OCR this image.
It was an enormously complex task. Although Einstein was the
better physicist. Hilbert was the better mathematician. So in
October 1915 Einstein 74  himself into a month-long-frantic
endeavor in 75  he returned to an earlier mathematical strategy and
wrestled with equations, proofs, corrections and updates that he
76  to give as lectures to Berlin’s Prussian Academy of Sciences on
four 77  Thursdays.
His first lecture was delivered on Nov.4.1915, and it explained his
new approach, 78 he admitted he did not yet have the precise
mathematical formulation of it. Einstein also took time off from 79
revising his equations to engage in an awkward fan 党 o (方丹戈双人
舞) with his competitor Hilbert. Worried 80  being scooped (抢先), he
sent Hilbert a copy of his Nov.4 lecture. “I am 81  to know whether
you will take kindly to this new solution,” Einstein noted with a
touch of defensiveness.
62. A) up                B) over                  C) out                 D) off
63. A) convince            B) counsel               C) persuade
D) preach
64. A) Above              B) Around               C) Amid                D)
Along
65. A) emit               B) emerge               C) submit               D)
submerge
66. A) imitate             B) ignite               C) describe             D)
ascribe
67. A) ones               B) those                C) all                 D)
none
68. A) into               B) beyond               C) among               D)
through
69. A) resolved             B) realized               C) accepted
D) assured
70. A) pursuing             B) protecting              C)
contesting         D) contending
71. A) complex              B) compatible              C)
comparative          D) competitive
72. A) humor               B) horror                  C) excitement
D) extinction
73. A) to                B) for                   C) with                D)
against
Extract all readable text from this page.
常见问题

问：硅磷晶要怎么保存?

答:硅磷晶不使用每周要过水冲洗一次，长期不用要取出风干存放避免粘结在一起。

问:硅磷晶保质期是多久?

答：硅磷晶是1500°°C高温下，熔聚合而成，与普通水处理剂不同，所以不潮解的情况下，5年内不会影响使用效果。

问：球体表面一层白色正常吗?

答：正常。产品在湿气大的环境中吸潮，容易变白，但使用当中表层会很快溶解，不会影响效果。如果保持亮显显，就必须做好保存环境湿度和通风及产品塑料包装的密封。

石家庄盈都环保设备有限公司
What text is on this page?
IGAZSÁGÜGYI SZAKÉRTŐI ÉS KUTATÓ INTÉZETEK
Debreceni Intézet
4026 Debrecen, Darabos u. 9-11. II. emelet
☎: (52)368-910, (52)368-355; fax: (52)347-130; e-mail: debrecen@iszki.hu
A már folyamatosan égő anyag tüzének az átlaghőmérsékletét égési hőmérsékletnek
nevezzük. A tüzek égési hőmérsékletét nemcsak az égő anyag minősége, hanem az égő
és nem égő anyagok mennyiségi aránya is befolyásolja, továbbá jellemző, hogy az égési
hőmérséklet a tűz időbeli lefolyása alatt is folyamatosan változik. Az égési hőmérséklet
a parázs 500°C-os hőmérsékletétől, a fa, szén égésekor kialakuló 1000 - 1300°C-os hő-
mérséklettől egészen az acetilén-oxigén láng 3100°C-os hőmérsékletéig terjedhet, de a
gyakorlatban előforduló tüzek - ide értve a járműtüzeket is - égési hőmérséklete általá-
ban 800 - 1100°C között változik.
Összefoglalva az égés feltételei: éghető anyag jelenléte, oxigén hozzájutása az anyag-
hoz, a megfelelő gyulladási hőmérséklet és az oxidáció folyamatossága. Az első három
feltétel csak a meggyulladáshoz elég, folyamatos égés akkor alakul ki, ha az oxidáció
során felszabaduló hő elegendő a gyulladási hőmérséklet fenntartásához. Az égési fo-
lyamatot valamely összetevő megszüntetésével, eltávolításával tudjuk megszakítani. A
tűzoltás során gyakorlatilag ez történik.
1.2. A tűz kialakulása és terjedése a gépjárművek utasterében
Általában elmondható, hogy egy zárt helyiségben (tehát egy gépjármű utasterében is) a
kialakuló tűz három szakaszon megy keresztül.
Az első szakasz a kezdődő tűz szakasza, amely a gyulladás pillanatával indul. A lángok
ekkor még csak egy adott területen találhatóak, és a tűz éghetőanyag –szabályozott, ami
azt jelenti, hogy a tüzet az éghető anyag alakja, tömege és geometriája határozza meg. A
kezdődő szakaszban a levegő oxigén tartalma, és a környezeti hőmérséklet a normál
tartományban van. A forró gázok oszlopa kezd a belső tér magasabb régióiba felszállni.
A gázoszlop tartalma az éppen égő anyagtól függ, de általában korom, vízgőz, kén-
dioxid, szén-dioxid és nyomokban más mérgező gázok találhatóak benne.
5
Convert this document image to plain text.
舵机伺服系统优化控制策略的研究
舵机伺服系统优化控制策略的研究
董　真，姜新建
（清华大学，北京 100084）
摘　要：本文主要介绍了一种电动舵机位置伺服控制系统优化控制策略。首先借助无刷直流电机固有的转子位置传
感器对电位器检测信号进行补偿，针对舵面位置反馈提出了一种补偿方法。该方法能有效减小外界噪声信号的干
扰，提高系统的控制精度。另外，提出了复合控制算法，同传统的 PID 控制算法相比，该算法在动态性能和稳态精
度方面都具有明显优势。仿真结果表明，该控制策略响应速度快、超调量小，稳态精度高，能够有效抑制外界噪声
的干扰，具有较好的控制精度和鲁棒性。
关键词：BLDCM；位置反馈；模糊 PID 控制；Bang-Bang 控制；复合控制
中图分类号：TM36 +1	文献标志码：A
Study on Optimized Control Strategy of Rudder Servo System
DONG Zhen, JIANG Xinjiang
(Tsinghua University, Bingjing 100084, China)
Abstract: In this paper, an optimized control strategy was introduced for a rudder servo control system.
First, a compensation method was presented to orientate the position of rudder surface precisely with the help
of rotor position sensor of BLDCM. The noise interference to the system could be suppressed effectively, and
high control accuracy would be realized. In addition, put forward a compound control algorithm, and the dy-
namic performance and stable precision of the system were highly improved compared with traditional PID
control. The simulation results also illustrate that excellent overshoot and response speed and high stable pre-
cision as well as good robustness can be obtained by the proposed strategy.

— WHAT YOU WILL DO —
Go through the material above line by line and copy it exactly.

— SOLUTION —
OCR this image.
It was an enormously complex task. Although Einstein was the
better physicist. Hilbert was the better mathematician. So in
October 1915 Einstein 74  himself into a month-long-frantic
endeavor in 75  he returned to an earlier mathematical strategy and
wrestled with equations, proofs, corrections and updates that he
76  to give as lectures to Berlin’s Prussian Academy of Sciences on
four 77  Thursdays.
His first lecture was delivered on Nov.4.1915, and it explained his
new approach, 78 he admitted he did not yet have the precise
mathematical formulation of it. Einstein also took time off from 79
revising his equations to engage in an awkward fan 党 o (方丹戈双人
舞) with his competitor Hilbert. Worried 80  being scooped (抢先), he
sent Hilbert a copy of his Nov.4 lecture. “I am 81  to know whether
you will take kindly to this new solution,” Einstein noted with a
touch of defensiveness.
62. A) up                B) over                  C) out                 D) off
63. A) convince            B) counsel               C) persuade
D) preach
64. A) Above              B) Around               C) Amid                D)
Along
65. A) emit               B) emerge               C) submit               D)
submerge
66. A) imitate             B) ignite               C) describe             D)
ascribe
67. A) ones               B) those                C) all                 D)
none
68. A) into               B) beyond               C) among               D)
through
69. A) resolved             B) realized               C) accepted
D) assured
70. A) pursuing             B) protecting              C)
contesting         D) contending
71. A) complex              B) compatible              C)
comparative          D) competitive
72. A) humor               B) horror                  C) excitement
D) extinction
73. A) to                B) for                   C) with                D)
against
Extract all readable text from this page.
常见问题

问：硅磷晶要怎么保存?

答:硅磷晶不使用每周要过水冲洗一次，长期不用要取出风干存放避免粘结在一起。

问:硅磷晶保质期是多久?

答：硅磷晶是1500°°C高温下，熔聚合而成，与普通水处理剂不同，所以不潮解的情况下，5年内不会影响使用效果。

问：球体表面一层白色正常吗?

答：正常。产品在湿气大的环境中吸潮，容易变白，但使用当中表层会很快溶解，不会影响效果。如果保持亮显显，就必须做好保存环境湿度和通风及产品塑料包装的密封。

石家庄盈都环保设备有限公司
What text is on this page?
IGAZSÁGÜGYI SZAKÉRTŐI ÉS KUTATÓ INTÉZETEK
Debreceni Intézet
4026 Debrecen, Darabos u. 9-11. II. emelet
☎: (52)368-910, (52)368-355; fax: (52)347-130; e-mail: debrecen@iszki.hu
A már folyamatosan égő anyag tüzének az átlaghőmérsékletét égési hőmérsékletnek
nevezzük. A tüzek égési hőmérsékletét nemcsak az égő anyag minősége, hanem az égő
és nem égő anyagok mennyiségi aránya is befolyásolja, továbbá jellemző, hogy az égési
hőmérséklet a tűz időbeli lefolyása alatt is folyamatosan változik. Az égési hőmérséklet
a parázs 500°C-os hőmérsékletétől, a fa, szén égésekor kialakuló 1000 - 1300°C-os hő-
mérséklettől egészen az acetilén-oxigén láng 3100°C-os hőmérsékletéig terjedhet, de a
gyakorlatban előforduló tüzek - ide értve a járműtüzeket is - égési hőmérséklete általá-
ban 800 - 1100°C között változik.
Összefoglalva az égés feltételei: éghető anyag jelenléte, oxigén hozzájutása az anyag-
hoz, a megfelelő gyulladási hőmérséklet és az oxidáció folyamatossága. Az első három
feltétel csak a meggyulladáshoz elég, folyamatos égés akkor alakul ki, ha az oxidáció
során felszabaduló hő elegendő a gyulladási hőmérséklet fenntartásához. Az égési fo-
lyamatot valamely összetevő megszüntetésével, eltávolításával tudjuk megszakítani. A
tűzoltás során gyakorlatilag ez történik.
1.2. A tűz kialakulása és terjedése a gépjárművek utasterében
Általában elmondható, hogy egy zárt helyiségben (tehát egy gépjármű utasterében is) a
kialakuló tűz három szakaszon megy keresztül.
Az első szakasz a kezdődő tűz szakasza, amely a gyulladás pillanatával indul. A lángok
ekkor még csak egy adott területen találhatóak, és a tűz éghetőanyag –szabályozott, ami
azt jelenti, hogy a tüzet az éghető anyag alakja, tömege és geometriája határozza meg. A
kezdődő szakaszban a levegő oxigén tartalma, és a környezeti hőmérséklet a normál
tartományban van. A forró gázok oszlopa kezd a belső tér magasabb régióiba felszállni.
A gázoszlop tartalma az éppen égő anyagtól függ, de általában korom, vízgőz, kén-
dioxid, szén-dioxid és nyomokban más mérgező gázok találhatóak benne.
5
Convert this document image to plain text.
舵机伺服系统优化控制策略的研究
舵机伺服系统优化控制策略的研究
董　真，姜新建
（清华大学，北京 100084）
摘　要：本文主要介绍了一种电动舵机位置伺服控制系统优化控制策略。首先借助无刷直流电机固有的转子位置传
感器对电位器检测信号进行补偿，针对舵面位置反馈提出了一种补偿方法。该方法能有效减小外界噪声信号的干
扰，提高系统的控制精度。另外，提出了复合控制算法，同传统的 PID 控制算法相比，该算法在动态性能和稳态精
度方面都具有明显优势。仿真结果表明，该控制策略响应速度快、超调量小，稳态精度高，能够有效抑制外界噪声
的干扰，具有较好的控制精度和鲁棒性。
关键词：BLDCM；位置反馈；模糊 PID 控制；Bang-Bang 控制；复合控制
中图分类号：TM36 +1	文献标志码：A
Study on Optimized Control Strategy of Rudder Servo System
DONG Zhen, JIANG Xinjiang
(Tsinghua University, Bingjing 100084, China)
Abstract: In this paper, an optimized control strategy was introduced for a rudder servo control system.
First, a compensation method was presented to orientate the position of rudder surface precisely with the help
of rotor position sensor of BLDCM. The noise interference to the system could be suppressed effectively, and
high control accuracy would be realized. In addition, put forward a compound control algorithm, and the dy-
namic performance and stable precision of the system were highly improved compared with traditional PID
control. The simulation results also illustrate that excellent overshoot and response speed and high stable pre-
cision as well as good robustness can be obtained by the proposed strategy.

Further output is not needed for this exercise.